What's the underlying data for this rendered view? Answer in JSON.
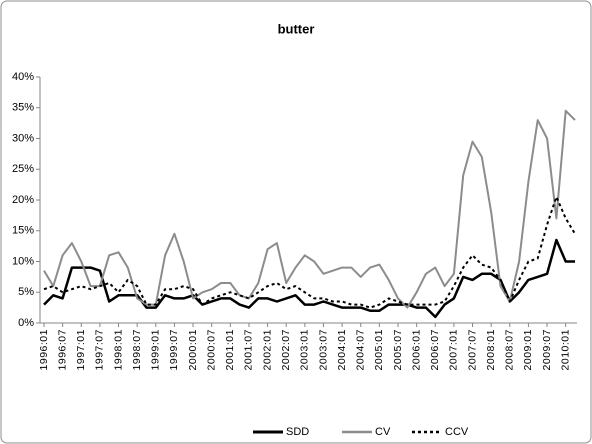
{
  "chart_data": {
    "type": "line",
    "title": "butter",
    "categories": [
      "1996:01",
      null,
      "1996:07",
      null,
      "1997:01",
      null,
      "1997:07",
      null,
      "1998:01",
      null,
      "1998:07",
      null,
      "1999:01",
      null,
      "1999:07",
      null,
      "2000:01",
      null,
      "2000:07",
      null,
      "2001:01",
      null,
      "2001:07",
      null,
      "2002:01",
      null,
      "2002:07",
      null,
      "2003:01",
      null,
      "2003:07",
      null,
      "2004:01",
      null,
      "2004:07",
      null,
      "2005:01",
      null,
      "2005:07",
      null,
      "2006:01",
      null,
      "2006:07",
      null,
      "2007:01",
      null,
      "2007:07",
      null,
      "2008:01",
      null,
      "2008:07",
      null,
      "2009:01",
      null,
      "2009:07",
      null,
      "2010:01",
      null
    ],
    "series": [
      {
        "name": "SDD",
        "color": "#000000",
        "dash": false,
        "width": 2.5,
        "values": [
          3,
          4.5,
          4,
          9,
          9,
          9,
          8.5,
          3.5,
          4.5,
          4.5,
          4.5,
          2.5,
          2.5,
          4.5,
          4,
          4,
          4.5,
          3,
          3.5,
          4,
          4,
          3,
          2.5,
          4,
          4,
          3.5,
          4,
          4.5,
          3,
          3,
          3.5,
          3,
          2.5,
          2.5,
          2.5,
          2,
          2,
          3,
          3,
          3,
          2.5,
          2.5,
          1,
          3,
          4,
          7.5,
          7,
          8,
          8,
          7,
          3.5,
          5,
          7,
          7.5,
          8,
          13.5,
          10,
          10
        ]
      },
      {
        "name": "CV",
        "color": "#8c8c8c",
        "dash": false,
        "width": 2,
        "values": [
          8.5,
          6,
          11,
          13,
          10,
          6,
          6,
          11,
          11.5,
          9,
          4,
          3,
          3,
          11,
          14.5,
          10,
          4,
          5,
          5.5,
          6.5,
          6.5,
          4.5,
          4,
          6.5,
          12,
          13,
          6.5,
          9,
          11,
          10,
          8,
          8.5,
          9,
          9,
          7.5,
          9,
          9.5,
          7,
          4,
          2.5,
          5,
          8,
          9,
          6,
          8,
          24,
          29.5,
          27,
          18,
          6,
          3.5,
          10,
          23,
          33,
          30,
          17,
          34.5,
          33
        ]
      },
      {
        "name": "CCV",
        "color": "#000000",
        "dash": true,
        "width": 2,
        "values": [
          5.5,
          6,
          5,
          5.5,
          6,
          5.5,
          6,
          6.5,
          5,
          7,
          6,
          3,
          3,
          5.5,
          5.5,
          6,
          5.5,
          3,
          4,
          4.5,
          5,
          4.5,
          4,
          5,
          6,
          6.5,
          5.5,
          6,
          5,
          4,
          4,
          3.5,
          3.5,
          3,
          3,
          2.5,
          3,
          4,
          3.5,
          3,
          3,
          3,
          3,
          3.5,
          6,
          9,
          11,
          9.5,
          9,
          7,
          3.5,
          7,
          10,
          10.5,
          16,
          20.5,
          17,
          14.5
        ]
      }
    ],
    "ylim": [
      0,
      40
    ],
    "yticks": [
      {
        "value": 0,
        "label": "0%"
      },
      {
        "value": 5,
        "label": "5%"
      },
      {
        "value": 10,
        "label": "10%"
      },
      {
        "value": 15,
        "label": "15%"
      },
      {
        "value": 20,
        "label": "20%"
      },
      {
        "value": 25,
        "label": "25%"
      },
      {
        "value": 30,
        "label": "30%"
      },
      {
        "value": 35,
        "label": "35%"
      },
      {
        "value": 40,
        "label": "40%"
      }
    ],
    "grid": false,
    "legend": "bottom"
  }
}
+-------+
- **PROBLEM**:
Above are the records; reproduce them exactly and leave out the pictures.

- **SOLUTION FOR THIS TASK**:
What's the underlying data for this rendered view? Answer in JSON.
{
  "chart_data": {
    "type": "line",
    "title": "butter",
    "categories": [
      "1996:01",
      null,
      "1996:07",
      null,
      "1997:01",
      null,
      "1997:07",
      null,
      "1998:01",
      null,
      "1998:07",
      null,
      "1999:01",
      null,
      "1999:07",
      null,
      "2000:01",
      null,
      "2000:07",
      null,
      "2001:01",
      null,
      "2001:07",
      null,
      "2002:01",
      null,
      "2002:07",
      null,
      "2003:01",
      null,
      "2003:07",
      null,
      "2004:01",
      null,
      "2004:07",
      null,
      "2005:01",
      null,
      "2005:07",
      null,
      "2006:01",
      null,
      "2006:07",
      null,
      "2007:01",
      null,
      "2007:07",
      null,
      "2008:01",
      null,
      "2008:07",
      null,
      "2009:01",
      null,
      "2009:07",
      null,
      "2010:01",
      null
    ],
    "series": [
      {
        "name": "SDD",
        "color": "#000000",
        "dash": false,
        "width": 2.5,
        "values": [
          3,
          4.5,
          4,
          9,
          9,
          9,
          8.5,
          3.5,
          4.5,
          4.5,
          4.5,
          2.5,
          2.5,
          4.5,
          4,
          4,
          4.5,
          3,
          3.5,
          4,
          4,
          3,
          2.5,
          4,
          4,
          3.5,
          4,
          4.5,
          3,
          3,
          3.5,
          3,
          2.5,
          2.5,
          2.5,
          2,
          2,
          3,
          3,
          3,
          2.5,
          2.5,
          1,
          3,
          4,
          7.5,
          7,
          8,
          8,
          7,
          3.5,
          5,
          7,
          7.5,
          8,
          13.5,
          10,
          10
        ]
      },
      {
        "name": "CV",
        "color": "#8c8c8c",
        "dash": false,
        "width": 2,
        "values": [
          8.5,
          6,
          11,
          13,
          10,
          6,
          6,
          11,
          11.5,
          9,
          4,
          3,
          3,
          11,
          14.5,
          10,
          4,
          5,
          5.5,
          6.5,
          6.5,
          4.5,
          4,
          6.5,
          12,
          13,
          6.5,
          9,
          11,
          10,
          8,
          8.5,
          9,
          9,
          7.5,
          9,
          9.5,
          7,
          4,
          2.5,
          5,
          8,
          9,
          6,
          8,
          24,
          29.5,
          27,
          18,
          6,
          3.5,
          10,
          23,
          33,
          30,
          17,
          34.5,
          33
        ]
      },
      {
        "name": "CCV",
        "color": "#000000",
        "dash": true,
        "width": 2,
        "values": [
          5.5,
          6,
          5,
          5.5,
          6,
          5.5,
          6,
          6.5,
          5,
          7,
          6,
          3,
          3,
          5.5,
          5.5,
          6,
          5.5,
          3,
          4,
          4.5,
          5,
          4.5,
          4,
          5,
          6,
          6.5,
          5.5,
          6,
          5,
          4,
          4,
          3.5,
          3.5,
          3,
          3,
          2.5,
          3,
          4,
          3.5,
          3,
          3,
          3,
          3,
          3.5,
          6,
          9,
          11,
          9.5,
          9,
          7,
          3.5,
          7,
          10,
          10.5,
          16,
          20.5,
          17,
          14.5
        ]
      }
    ],
    "ylim": [
      0,
      40
    ],
    "yticks": [
      {
        "value": 0,
        "label": "0%"
      },
      {
        "value": 5,
        "label": "5%"
      },
      {
        "value": 10,
        "label": "10%"
      },
      {
        "value": 15,
        "label": "15%"
      },
      {
        "value": 20,
        "label": "20%"
      },
      {
        "value": 25,
        "label": "25%"
      },
      {
        "value": 30,
        "label": "30%"
      },
      {
        "value": 35,
        "label": "35%"
      },
      {
        "value": 40,
        "label": "40%"
      }
    ],
    "grid": false,
    "legend": "bottom"
  }
}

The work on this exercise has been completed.